Find each line with the string "cuts" and copy it.

### Data rows ###

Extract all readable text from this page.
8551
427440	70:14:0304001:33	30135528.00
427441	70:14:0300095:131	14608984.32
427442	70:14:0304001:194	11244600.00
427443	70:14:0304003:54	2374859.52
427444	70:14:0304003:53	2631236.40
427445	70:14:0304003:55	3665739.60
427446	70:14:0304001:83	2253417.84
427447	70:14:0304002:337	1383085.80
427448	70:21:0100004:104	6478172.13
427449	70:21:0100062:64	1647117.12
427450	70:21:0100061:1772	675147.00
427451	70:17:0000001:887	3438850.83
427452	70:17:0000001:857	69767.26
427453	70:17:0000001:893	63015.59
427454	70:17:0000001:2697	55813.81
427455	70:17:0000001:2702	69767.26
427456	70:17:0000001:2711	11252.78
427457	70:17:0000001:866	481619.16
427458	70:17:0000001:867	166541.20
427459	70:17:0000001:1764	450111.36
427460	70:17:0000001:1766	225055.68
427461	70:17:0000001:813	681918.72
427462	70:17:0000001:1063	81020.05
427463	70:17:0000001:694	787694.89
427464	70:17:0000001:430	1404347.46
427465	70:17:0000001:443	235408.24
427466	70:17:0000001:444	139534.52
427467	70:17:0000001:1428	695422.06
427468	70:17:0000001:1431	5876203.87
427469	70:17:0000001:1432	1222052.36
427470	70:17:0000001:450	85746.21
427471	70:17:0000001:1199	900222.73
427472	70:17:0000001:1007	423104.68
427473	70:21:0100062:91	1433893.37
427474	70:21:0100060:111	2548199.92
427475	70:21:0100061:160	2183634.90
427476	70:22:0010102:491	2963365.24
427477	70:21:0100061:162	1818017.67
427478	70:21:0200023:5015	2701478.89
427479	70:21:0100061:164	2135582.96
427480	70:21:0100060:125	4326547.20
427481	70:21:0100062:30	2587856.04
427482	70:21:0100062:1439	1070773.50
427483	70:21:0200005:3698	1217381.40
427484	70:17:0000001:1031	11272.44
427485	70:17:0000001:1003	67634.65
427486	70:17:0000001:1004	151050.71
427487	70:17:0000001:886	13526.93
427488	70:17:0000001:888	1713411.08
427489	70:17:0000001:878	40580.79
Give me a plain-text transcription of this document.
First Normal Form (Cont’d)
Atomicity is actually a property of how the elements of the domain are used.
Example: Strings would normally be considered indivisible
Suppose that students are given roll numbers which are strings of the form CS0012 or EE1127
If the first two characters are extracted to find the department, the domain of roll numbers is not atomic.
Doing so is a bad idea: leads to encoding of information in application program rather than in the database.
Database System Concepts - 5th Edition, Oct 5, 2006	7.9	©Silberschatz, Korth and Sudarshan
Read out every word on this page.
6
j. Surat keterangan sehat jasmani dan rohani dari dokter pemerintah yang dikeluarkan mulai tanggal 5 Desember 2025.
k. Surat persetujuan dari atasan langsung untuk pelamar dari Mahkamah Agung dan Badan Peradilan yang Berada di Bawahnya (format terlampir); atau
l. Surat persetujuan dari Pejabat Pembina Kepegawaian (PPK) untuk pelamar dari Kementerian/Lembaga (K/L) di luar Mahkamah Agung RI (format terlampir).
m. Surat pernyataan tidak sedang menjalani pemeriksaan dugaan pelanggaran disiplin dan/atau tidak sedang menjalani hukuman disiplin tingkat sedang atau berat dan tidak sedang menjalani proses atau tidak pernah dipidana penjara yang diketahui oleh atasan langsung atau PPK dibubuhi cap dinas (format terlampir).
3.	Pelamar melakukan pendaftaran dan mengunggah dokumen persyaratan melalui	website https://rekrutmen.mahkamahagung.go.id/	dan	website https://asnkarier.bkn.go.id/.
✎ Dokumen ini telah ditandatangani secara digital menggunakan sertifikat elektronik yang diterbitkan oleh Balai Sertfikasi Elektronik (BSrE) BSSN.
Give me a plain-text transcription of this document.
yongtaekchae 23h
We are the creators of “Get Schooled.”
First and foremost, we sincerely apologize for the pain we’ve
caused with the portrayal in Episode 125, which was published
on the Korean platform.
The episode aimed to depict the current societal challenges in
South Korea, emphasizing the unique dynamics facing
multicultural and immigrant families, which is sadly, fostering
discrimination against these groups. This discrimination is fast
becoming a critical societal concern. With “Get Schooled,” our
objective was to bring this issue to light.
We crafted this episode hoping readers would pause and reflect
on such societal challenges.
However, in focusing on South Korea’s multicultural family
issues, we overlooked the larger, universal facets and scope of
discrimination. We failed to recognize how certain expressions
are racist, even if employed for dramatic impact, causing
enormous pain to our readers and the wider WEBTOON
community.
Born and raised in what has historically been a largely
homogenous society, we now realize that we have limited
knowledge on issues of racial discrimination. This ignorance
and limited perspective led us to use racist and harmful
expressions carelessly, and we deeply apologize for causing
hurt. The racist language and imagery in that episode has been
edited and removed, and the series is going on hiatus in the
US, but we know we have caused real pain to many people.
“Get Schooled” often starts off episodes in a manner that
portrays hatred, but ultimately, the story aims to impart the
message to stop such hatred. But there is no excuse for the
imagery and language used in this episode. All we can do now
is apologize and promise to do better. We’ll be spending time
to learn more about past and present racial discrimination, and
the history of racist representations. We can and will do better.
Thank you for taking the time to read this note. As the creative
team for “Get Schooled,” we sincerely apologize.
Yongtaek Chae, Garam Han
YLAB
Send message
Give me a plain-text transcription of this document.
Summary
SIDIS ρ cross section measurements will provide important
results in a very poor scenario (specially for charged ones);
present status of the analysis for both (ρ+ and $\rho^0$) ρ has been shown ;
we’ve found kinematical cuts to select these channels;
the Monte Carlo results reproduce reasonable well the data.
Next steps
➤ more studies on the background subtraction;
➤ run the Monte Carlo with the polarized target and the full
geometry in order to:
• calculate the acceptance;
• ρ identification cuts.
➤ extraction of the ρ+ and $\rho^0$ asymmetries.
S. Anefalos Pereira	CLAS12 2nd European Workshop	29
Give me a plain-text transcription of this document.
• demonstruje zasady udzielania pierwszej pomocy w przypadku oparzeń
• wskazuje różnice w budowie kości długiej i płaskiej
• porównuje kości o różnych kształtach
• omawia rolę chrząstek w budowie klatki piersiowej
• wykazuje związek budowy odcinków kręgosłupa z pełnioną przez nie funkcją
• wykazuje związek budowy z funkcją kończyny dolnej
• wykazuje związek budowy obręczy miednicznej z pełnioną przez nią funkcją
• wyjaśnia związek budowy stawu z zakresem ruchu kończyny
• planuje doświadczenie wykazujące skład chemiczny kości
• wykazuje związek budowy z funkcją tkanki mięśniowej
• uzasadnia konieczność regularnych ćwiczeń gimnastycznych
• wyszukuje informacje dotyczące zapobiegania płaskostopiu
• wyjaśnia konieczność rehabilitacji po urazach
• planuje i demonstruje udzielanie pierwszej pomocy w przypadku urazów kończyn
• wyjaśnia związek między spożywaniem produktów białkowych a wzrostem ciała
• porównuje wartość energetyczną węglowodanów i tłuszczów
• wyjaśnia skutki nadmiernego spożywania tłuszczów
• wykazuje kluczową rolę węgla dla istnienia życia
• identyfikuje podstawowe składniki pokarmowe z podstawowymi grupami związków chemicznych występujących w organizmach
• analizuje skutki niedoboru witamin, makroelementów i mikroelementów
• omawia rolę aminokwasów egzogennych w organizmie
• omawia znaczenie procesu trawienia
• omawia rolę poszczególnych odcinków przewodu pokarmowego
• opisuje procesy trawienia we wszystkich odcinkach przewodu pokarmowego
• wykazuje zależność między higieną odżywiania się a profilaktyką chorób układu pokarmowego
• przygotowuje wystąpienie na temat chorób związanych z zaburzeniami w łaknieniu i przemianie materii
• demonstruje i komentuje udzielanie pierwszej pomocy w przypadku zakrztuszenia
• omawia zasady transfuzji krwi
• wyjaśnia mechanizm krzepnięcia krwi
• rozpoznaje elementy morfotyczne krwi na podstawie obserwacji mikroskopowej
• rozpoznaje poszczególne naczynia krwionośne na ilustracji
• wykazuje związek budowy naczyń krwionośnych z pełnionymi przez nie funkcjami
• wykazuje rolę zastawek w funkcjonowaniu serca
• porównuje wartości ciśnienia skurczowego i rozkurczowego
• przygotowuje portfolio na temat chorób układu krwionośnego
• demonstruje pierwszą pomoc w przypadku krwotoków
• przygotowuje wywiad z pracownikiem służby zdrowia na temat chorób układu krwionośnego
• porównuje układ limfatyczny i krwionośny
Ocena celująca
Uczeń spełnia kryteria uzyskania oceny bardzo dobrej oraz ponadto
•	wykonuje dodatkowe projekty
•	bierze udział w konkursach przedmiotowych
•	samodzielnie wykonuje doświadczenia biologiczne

###

## Answer to this exercise
we’ve found kinematical cuts to select these channels;
• ρ identification cuts.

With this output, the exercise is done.